§ Given entries:
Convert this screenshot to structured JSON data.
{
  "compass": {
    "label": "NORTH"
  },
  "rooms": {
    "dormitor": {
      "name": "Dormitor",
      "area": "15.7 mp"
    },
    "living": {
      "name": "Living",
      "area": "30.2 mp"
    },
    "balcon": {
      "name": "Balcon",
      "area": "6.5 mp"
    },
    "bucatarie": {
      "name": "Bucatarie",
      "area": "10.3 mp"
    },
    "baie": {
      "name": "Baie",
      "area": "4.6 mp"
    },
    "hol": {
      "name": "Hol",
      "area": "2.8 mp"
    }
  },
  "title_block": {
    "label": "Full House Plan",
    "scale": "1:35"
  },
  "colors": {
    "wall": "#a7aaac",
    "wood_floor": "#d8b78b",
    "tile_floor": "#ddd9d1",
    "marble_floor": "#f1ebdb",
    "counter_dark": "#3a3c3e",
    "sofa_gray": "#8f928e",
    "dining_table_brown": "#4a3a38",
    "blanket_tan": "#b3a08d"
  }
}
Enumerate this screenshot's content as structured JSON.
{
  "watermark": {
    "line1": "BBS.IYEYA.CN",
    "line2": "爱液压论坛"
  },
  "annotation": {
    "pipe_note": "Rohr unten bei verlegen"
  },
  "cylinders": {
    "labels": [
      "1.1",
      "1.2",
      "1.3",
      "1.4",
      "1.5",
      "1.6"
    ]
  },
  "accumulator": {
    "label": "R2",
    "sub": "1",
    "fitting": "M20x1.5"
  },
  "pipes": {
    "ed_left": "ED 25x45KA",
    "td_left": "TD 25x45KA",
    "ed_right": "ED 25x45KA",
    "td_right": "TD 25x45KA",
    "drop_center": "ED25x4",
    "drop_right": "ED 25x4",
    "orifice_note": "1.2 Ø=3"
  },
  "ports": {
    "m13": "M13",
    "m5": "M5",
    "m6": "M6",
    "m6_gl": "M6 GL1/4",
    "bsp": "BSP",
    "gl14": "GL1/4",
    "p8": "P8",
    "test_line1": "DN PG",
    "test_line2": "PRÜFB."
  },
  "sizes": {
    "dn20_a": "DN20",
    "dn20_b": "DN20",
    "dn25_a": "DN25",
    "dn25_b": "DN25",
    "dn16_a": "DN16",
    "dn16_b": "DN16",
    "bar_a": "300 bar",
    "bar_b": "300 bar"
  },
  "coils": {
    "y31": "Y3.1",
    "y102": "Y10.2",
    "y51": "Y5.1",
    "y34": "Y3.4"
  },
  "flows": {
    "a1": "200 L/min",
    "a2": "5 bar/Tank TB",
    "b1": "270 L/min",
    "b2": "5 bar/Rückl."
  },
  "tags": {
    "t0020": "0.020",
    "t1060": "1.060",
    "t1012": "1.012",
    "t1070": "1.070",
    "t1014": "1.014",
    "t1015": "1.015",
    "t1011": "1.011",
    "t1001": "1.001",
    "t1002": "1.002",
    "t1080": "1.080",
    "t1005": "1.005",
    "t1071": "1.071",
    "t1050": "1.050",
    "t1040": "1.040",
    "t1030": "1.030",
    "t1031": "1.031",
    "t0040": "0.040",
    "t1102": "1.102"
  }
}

§ What you have to do:
Check each line of the entries above, and show every one holding the word "this".

§ Correct result:
Convert this screenshot to structured JSON data.
Enumerate this screenshot's content as structured JSON.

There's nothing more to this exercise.